### Exercise
Search the material and gather each line with "demonstration" in it.

### Supplied data
— START —
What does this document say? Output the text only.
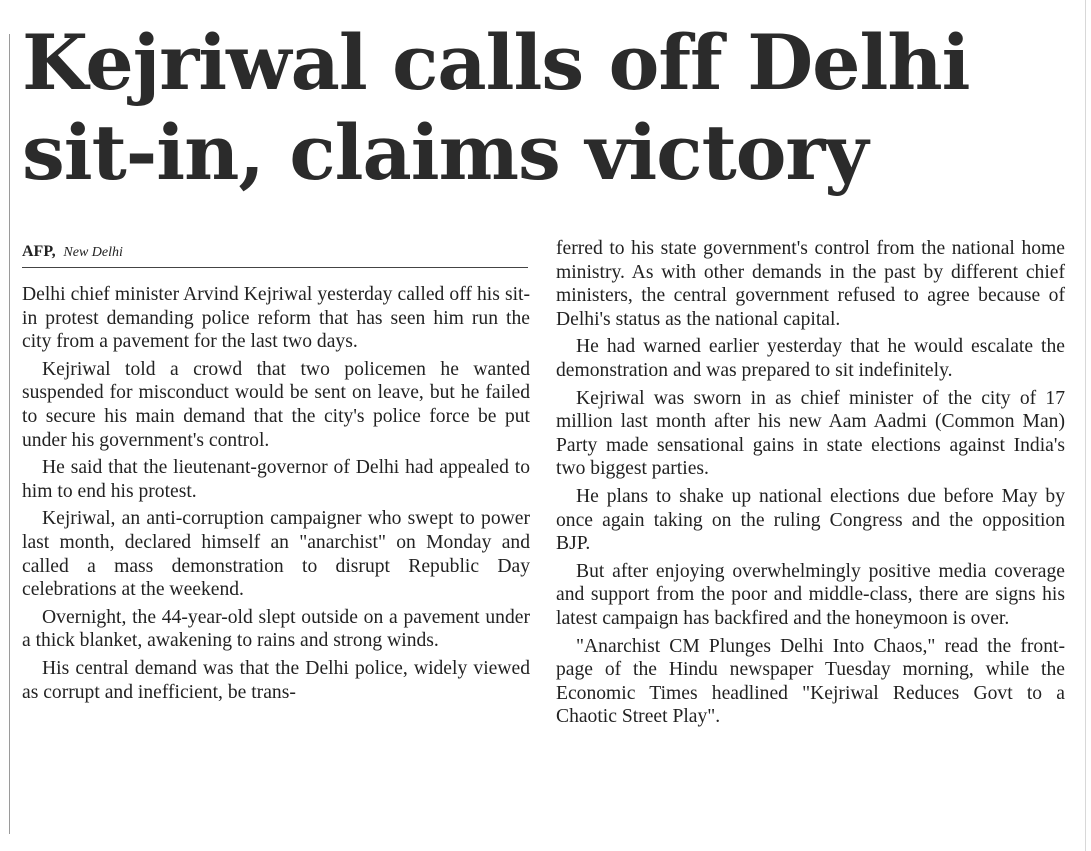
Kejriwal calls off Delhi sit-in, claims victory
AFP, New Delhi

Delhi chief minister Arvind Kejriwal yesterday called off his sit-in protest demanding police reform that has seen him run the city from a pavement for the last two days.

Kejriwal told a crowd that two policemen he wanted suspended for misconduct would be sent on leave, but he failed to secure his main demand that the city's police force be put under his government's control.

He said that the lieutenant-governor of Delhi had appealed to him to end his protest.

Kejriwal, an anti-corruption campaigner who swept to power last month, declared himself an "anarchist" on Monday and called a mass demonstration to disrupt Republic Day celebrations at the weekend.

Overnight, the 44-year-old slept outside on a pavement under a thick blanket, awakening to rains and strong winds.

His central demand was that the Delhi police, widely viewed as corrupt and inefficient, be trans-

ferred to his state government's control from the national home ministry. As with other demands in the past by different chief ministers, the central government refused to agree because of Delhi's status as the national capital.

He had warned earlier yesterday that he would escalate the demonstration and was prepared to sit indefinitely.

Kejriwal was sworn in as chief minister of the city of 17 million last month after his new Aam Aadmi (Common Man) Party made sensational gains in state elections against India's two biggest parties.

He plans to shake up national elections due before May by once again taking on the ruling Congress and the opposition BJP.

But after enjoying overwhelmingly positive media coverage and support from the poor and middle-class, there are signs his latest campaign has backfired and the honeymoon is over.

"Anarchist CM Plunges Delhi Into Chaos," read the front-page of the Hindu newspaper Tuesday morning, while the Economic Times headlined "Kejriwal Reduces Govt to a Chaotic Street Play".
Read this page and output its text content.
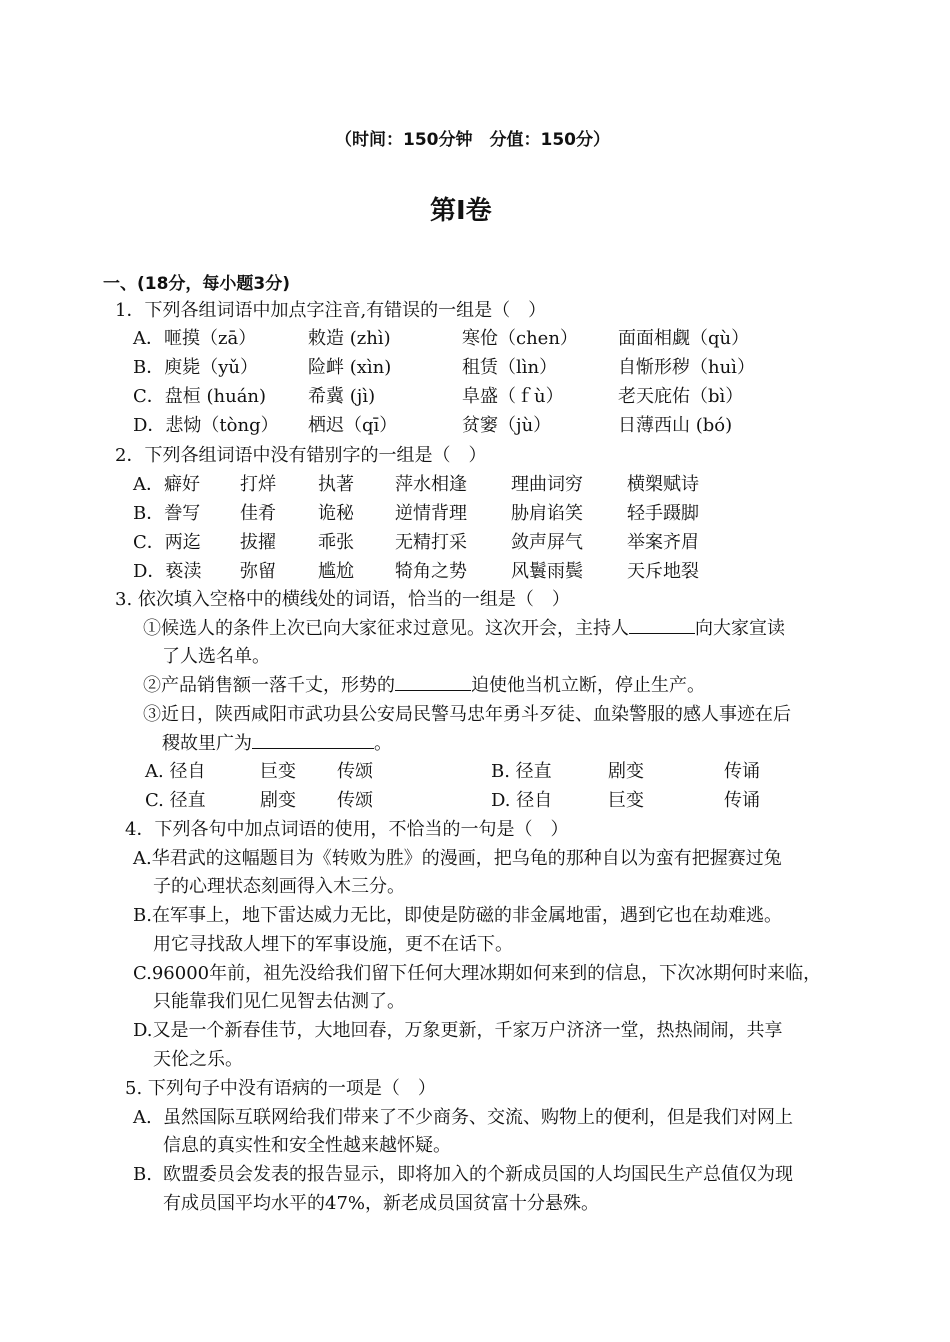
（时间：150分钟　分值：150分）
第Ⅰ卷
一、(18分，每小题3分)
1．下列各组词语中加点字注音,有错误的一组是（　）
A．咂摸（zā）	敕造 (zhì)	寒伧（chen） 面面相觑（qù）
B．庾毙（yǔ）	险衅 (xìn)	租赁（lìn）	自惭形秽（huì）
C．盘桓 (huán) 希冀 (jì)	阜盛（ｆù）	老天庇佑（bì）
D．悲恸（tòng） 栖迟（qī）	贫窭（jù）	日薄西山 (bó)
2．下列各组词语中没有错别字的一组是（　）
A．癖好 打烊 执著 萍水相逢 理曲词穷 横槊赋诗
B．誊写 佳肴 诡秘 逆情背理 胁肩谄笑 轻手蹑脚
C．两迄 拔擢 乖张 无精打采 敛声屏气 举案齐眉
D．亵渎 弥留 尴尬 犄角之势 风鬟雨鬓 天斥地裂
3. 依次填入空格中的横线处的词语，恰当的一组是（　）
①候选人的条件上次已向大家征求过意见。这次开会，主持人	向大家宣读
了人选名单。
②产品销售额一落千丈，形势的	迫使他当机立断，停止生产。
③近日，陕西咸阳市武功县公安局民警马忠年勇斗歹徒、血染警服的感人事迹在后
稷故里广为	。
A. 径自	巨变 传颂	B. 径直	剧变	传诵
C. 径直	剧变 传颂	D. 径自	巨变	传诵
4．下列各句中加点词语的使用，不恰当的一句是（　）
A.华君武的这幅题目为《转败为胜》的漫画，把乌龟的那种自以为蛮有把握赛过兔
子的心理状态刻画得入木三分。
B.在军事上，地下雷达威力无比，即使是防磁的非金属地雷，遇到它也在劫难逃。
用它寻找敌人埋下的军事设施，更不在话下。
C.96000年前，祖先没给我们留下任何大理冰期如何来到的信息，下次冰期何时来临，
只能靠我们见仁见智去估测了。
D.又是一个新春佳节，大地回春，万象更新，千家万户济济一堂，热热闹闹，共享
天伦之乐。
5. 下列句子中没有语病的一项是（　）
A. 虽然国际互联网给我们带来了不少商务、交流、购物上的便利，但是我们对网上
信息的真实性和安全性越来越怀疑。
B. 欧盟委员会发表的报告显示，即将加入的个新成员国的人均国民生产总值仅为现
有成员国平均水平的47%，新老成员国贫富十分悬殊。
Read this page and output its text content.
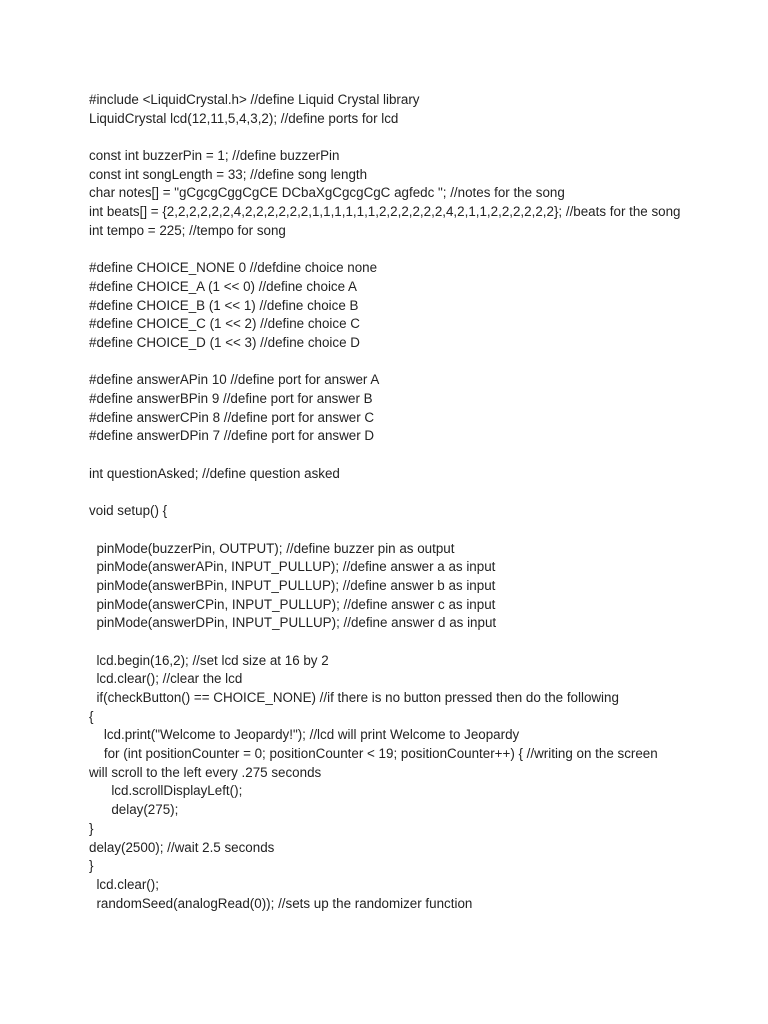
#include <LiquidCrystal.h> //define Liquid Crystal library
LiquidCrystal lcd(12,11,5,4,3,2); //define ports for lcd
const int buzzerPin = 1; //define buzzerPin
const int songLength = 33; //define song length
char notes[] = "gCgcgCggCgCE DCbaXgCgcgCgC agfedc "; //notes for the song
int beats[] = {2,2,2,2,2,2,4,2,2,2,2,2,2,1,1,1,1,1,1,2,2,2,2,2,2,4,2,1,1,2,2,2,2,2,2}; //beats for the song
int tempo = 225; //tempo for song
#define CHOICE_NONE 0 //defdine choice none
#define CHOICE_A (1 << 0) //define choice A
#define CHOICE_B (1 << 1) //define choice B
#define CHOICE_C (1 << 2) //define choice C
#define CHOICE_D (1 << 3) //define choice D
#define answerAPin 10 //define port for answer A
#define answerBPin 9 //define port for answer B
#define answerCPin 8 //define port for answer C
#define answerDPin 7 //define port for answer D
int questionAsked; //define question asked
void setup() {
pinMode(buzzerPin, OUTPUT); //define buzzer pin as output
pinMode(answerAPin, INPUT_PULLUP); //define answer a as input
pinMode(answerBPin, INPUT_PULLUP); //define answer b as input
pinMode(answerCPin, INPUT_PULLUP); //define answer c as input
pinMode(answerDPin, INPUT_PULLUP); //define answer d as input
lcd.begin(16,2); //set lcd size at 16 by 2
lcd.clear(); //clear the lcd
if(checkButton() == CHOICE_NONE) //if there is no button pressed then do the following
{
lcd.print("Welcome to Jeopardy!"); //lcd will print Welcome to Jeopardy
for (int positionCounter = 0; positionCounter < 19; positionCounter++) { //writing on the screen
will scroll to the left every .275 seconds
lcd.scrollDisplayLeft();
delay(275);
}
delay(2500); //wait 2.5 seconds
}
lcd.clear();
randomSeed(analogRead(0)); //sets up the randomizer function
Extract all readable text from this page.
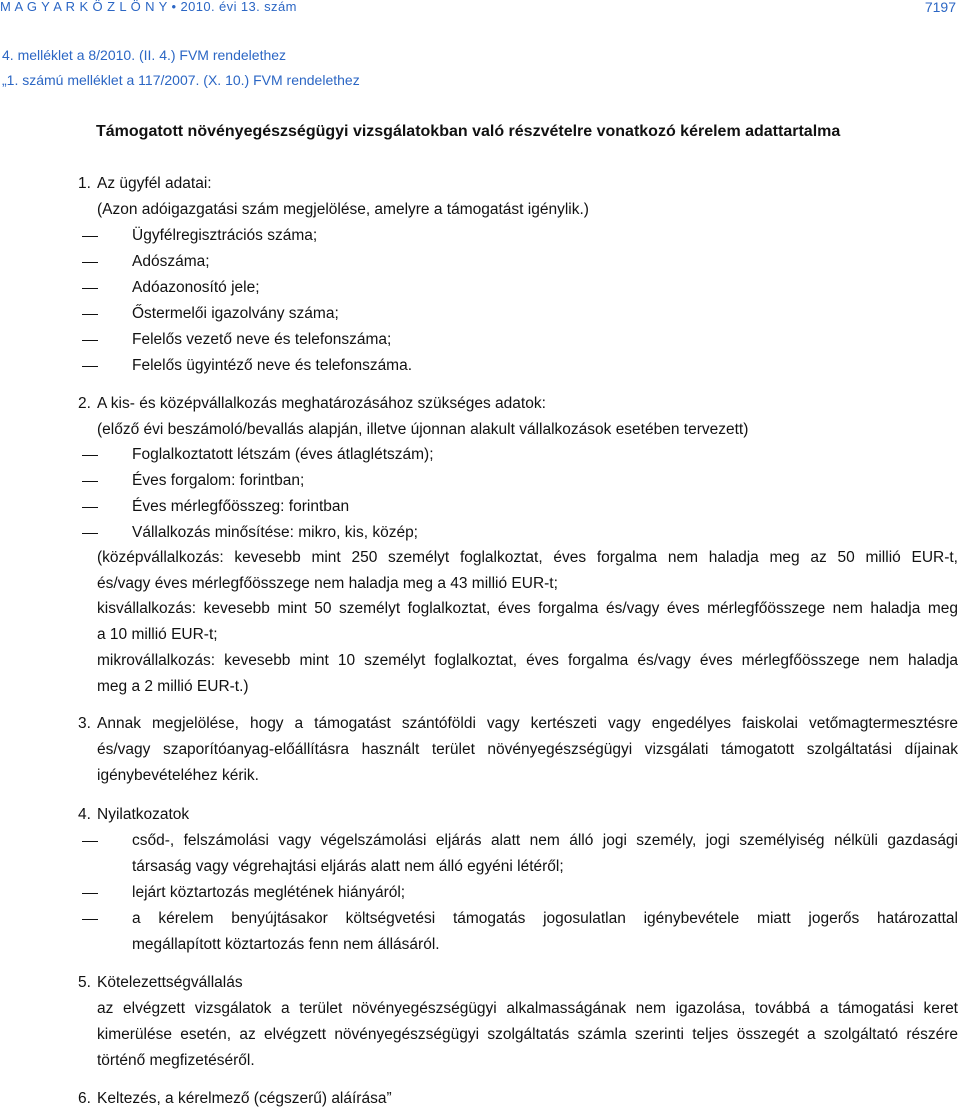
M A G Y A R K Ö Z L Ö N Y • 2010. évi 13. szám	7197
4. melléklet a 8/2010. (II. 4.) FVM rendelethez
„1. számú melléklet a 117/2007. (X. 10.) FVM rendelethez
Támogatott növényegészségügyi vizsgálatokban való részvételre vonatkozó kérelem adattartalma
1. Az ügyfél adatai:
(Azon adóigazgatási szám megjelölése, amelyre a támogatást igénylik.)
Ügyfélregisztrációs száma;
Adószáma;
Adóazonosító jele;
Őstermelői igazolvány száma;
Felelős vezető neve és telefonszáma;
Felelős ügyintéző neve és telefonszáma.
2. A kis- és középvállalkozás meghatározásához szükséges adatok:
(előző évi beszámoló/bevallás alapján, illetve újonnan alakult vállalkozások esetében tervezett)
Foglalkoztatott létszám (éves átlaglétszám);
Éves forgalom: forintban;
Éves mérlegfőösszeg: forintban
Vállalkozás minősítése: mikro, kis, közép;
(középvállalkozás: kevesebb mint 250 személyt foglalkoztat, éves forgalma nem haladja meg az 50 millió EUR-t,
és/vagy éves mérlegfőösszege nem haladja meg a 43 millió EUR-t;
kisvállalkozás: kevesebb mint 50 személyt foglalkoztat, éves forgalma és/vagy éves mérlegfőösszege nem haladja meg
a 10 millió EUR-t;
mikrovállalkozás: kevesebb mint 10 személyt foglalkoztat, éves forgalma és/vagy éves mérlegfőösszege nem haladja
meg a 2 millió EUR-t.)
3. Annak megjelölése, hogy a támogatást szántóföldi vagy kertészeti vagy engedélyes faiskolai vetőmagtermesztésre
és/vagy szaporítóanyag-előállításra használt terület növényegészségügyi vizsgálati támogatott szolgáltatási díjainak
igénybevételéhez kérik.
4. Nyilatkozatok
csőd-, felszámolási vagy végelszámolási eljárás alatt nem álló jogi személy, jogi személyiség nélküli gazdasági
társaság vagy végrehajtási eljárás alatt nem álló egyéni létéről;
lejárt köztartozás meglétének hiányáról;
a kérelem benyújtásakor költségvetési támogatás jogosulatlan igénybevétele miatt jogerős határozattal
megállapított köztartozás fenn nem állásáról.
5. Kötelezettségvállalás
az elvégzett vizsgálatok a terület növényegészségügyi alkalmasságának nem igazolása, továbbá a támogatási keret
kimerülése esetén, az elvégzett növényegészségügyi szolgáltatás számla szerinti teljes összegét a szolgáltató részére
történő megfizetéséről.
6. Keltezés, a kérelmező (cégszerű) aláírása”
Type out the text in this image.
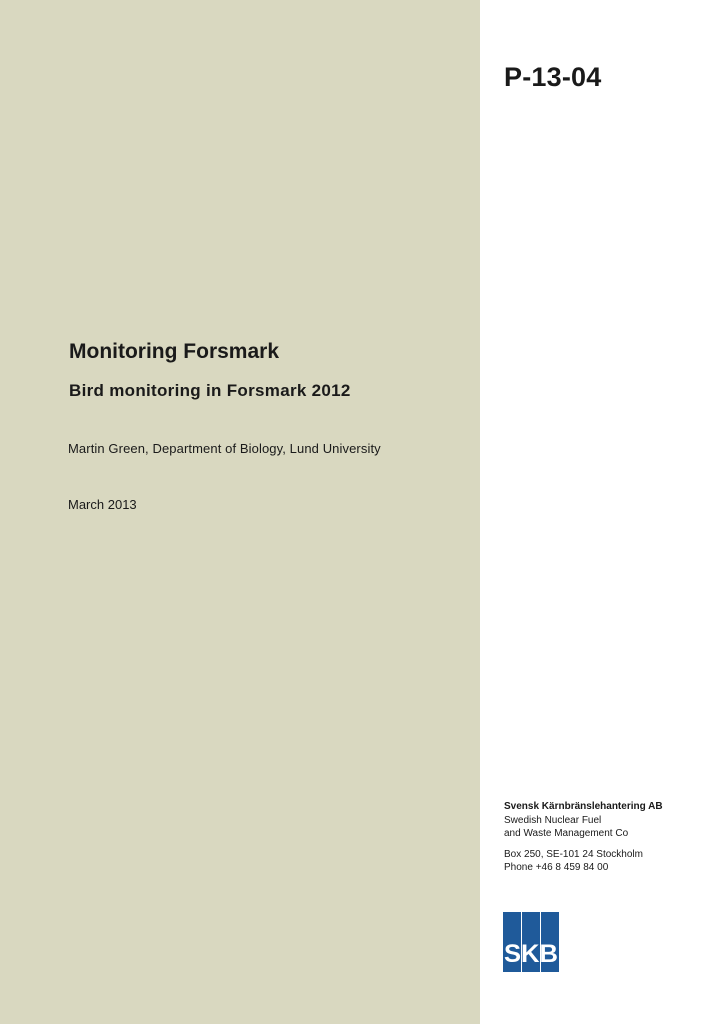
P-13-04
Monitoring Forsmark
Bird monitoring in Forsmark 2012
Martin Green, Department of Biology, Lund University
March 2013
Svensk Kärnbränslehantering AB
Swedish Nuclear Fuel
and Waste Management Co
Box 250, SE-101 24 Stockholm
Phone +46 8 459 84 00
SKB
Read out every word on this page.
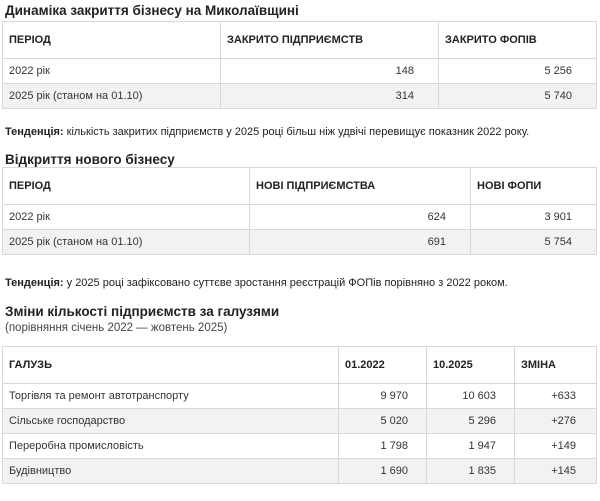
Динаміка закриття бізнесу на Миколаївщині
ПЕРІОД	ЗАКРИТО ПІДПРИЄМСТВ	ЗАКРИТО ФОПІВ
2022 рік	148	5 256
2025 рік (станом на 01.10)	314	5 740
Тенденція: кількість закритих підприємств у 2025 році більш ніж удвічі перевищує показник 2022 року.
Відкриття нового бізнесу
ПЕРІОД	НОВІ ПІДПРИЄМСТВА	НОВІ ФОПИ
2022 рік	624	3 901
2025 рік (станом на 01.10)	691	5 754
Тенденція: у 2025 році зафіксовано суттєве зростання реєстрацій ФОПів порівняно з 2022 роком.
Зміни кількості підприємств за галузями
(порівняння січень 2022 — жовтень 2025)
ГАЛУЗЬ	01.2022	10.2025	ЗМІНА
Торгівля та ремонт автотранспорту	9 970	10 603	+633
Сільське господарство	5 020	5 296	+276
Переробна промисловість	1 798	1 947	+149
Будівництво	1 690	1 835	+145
— END —
### Result of this exercise
Kejriwal, an anti-corruption campaigner who swept to power last month, declared himself an "anarchist" on Monday and called a mass demonstration to disrupt Republic Day celebrations at the weekend.
He had warned earlier yesterday that he would escalate the demonstration and was prepared to sit indefinitely.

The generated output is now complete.